**Task to complete**. For each statement, decide whether it agrees with the article on counter terrorism in cyberspace that follows, and answer yes or no with the deciding words of the article quoted exactly. 1. The findings appear in the International Journal of Internet Technology and Secured Transactions. 2. All of the researchers came from the University of South Florida. 3. The team's framework is meant to trace cyber terrorists in real time.

The Internet has no borders, no universal legislation, and although highly social and distributed is not represented by cooperation across the globe. Given those characteristics how might nations make their plans for counter terrorism in cyberspace as active online as they are in the everyday world? A collaboration between researchers in the US and Iran hoped to address that issue and its findings are published this month in the International Journal of Internet Technology and Secured Transactions.
Incidence of online crime has grown considerably in recent years, with terms such as malware, Trojans, bot-nets and phishing attacks entering the common vernacular. There has also been a significant increase in activity that might at best be described as international commercial sabotage but that some would label more sensationally as cyber-terrrorism. Much of the illicit activity that leads to internet outages, malware infections and other virtual atrocities are being carried out with purely criminal intent. However, there are alleged attacks orchestrated by whole nations against other countries, corporations and organizations that might truly be described more accurately as a form of terrorism.
Arash Barfar from the University of South Florida in Tampa and Kiyana Zolfaghar and her colleague from the KN Toosi University of Technology in Tehran, suggest that the first step that must be taken to surmount the barriers of failed cooperation and legislation is to organize national efforts to use “web mining” techniques and “honeypots” to wheedle out cyber-terrorists before they attack.
“The internet is a very important channel not only for communication, but also for searching information and for doing business, the pattern of counter terrorism should efficiently reflect that,” the team says. They have now developed a framework that would allow leaders to develop and use the necessary tools to trace cyber terrorists effectively in real-time and to make arrests before any potentially debilitating attack were to take place.

**Data supplied**.

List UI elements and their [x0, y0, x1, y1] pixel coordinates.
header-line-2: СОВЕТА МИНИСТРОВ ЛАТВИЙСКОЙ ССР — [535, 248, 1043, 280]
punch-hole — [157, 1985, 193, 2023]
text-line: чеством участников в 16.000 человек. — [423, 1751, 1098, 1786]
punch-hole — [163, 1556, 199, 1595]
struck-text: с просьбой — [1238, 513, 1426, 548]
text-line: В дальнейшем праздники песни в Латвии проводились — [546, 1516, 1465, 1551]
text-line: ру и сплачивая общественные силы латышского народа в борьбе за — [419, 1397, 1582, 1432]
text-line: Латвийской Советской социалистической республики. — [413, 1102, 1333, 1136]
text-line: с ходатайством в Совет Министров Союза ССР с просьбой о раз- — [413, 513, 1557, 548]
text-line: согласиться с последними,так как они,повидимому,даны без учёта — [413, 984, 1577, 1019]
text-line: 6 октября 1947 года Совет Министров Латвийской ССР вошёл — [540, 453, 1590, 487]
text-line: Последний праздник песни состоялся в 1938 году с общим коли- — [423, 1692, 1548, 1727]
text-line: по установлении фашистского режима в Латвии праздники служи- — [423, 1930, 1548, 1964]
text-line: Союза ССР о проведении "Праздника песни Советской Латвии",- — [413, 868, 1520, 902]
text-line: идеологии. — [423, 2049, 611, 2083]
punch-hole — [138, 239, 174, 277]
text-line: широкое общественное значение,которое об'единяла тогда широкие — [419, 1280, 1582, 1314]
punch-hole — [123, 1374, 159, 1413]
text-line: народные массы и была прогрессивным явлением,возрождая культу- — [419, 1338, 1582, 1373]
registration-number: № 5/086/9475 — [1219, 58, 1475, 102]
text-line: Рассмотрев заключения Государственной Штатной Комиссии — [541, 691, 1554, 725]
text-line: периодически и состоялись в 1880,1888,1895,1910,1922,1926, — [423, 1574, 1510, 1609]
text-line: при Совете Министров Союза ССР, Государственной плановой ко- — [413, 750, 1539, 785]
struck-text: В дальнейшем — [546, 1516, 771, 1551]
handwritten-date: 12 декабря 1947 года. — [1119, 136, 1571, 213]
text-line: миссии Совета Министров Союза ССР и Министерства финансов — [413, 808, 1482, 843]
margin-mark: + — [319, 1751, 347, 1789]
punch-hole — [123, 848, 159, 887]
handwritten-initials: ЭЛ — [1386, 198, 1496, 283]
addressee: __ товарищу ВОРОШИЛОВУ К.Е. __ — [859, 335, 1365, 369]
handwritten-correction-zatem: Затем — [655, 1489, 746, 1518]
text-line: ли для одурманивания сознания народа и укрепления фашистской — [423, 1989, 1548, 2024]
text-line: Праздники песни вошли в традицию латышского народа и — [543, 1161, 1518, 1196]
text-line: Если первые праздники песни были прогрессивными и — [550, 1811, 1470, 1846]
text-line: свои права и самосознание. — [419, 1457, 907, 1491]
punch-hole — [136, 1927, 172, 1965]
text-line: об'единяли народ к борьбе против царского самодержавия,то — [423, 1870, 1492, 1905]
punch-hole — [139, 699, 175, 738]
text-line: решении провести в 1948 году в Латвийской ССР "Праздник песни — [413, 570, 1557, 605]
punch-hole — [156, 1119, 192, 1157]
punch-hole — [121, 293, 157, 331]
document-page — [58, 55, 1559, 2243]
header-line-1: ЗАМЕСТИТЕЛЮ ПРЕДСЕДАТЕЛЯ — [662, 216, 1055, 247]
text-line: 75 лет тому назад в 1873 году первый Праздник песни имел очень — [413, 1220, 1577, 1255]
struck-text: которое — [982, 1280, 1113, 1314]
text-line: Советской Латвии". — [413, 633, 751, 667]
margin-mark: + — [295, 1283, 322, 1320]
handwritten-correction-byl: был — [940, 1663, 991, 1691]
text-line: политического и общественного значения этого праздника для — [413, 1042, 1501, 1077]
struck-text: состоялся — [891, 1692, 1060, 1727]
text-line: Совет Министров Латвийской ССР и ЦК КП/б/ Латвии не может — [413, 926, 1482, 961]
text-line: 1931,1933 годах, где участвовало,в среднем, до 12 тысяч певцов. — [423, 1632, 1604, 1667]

**Task response**.
1. Yes: "its findings are published this month in the International Journal of Internet Technology and Secured Transactions"
2. No: "Kiyana Zolfaghar and her colleague from the KN Toosi University of Technology in Tehran"
3. Yes: "trace cyber terrorists effectively in real-time"